▸ Given request
Each record needs to be echoed exactly; can you do that?

▸ Record set
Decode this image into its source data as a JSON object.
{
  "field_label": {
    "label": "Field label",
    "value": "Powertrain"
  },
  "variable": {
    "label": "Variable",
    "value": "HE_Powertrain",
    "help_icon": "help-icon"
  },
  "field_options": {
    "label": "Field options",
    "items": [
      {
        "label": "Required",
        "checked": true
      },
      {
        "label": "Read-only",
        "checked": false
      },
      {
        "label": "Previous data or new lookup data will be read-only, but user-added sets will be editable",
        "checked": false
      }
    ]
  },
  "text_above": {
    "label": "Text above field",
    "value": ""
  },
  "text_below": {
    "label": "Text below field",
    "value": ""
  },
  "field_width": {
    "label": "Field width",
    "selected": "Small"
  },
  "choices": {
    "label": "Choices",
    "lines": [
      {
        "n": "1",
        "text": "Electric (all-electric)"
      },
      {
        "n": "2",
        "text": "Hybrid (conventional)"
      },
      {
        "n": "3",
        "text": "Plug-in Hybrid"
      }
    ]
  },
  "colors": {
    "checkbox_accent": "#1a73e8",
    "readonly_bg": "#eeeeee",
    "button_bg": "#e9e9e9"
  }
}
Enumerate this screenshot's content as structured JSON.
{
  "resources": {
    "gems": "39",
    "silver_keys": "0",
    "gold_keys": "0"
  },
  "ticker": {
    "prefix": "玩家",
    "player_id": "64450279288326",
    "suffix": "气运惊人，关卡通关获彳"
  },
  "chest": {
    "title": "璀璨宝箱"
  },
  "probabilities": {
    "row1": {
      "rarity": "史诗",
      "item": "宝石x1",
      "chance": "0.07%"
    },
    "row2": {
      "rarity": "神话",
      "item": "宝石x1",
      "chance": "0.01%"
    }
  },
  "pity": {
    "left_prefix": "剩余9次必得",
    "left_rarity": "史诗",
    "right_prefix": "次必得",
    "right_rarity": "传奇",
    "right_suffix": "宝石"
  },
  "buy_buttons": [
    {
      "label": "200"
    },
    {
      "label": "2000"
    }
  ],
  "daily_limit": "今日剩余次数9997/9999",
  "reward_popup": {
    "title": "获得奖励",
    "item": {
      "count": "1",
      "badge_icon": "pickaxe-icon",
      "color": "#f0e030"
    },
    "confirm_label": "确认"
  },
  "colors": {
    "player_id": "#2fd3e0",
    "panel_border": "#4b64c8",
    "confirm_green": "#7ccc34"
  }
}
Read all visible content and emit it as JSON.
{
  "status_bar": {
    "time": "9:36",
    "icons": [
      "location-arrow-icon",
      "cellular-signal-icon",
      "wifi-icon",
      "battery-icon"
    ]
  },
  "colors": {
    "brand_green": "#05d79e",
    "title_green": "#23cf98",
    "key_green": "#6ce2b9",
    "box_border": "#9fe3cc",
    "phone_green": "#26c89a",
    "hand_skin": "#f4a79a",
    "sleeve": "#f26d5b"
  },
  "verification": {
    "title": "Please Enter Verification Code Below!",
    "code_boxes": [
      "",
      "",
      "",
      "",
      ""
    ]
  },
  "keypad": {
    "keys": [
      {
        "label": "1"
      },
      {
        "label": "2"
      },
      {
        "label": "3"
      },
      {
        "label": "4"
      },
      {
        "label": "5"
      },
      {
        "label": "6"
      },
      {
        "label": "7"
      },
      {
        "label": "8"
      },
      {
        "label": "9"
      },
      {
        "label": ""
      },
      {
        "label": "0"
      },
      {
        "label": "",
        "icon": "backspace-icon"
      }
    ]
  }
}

▸ Solved exercise
Decode this image into its source data as a JSON object.
{
  "field_label": {
    "label": "Field label",
    "value": "Powertrain"
  },
  "variable": {
    "label": "Variable",
    "value": "HE_Powertrain",
    "help_icon": "help-icon"
  },
  "field_options": {
    "label": "Field options",
    "items": [
      {
        "label": "Required",
        "checked": true
      },
      {
        "label": "Read-only",
        "checked": false
      },
      {
        "label": "Previous data or new lookup data will be read-only, but user-added sets will be editable",
        "checked": false
      }
    ]
  },
  "text_above": {
    "label": "Text above field",
    "value": ""
  },
  "text_below": {
    "label": "Text below field",
    "value": ""
  },
  "field_width": {
    "label": "Field width",
    "selected": "Small"
  },
  "choices": {
    "label": "Choices",
    "lines": [
      {
        "n": "1",
        "text": "Electric (all-electric)"
      },
      {
        "n": "2",
        "text": "Hybrid (conventional)"
      },
      {
        "n": "3",
        "text": "Plug-in Hybrid"
      }
    ]
  },
  "colors": {
    "checkbox_accent": "#1a73e8",
    "readonly_bg": "#eeeeee",
    "button_bg": "#e9e9e9"
  }
}
Enumerate this screenshot's content as structured JSON.
{
  "resources": {
    "gems": "39",
    "silver_keys": "0",
    "gold_keys": "0"
  },
  "ticker": {
    "prefix": "玩家",
    "player_id": "64450279288326",
    "suffix": "气运惊人，关卡通关获彳"
  },
  "chest": {
    "title": "璀璨宝箱"
  },
  "probabilities": {
    "row1": {
      "rarity": "史诗",
      "item": "宝石x1",
      "chance": "0.07%"
    },
    "row2": {
      "rarity": "神话",
      "item": "宝石x1",
      "chance": "0.01%"
    }
  },
  "pity": {
    "left_prefix": "剩余9次必得",
    "left_rarity": "史诗",
    "right_prefix": "次必得",
    "right_rarity": "传奇",
    "right_suffix": "宝石"
  },
  "buy_buttons": [
    {
      "label": "200"
    },
    {
      "label": "2000"
    }
  ],
  "daily_limit": "今日剩余次数9997/9999",
  "reward_popup": {
    "title": "获得奖励",
    "item": {
      "count": "1",
      "badge_icon": "pickaxe-icon",
      "color": "#f0e030"
    },
    "confirm_label": "确认"
  },
  "colors": {
    "player_id": "#2fd3e0",
    "panel_border": "#4b64c8",
    "confirm_green": "#7ccc34"
  }
}
Read all visible content and emit it as JSON.
{
  "status_bar": {
    "time": "9:36",
    "icons": [
      "location-arrow-icon",
      "cellular-signal-icon",
      "wifi-icon",
      "battery-icon"
    ]
  },
  "colors": {
    "brand_green": "#05d79e",
    "title_green": "#23cf98",
    "key_green": "#6ce2b9",
    "box_border": "#9fe3cc",
    "phone_green": "#26c89a",
    "hand_skin": "#f4a79a",
    "sleeve": "#f26d5b"
  },
  "verification": {
    "title": "Please Enter Verification Code Below!",
    "code_boxes": [
      "",
      "",
      "",
      "",
      ""
    ]
  },
  "keypad": {
    "keys": [
      {
        "label": "1"
      },
      {
        "label": "2"
      },
      {
        "label": "3"
      },
      {
        "label": "4"
      },
      {
        "label": "5"
      },
      {
        "label": "6"
      },
      {
        "label": "7"
      },
      {
        "label": "8"
      },
      {
        "label": "9"
      },
      {
        "label": ""
      },
      {
        "label": "0"
      },
      {
        "label": "",
        "icon": "backspace-icon"
      }
    ]
  }
}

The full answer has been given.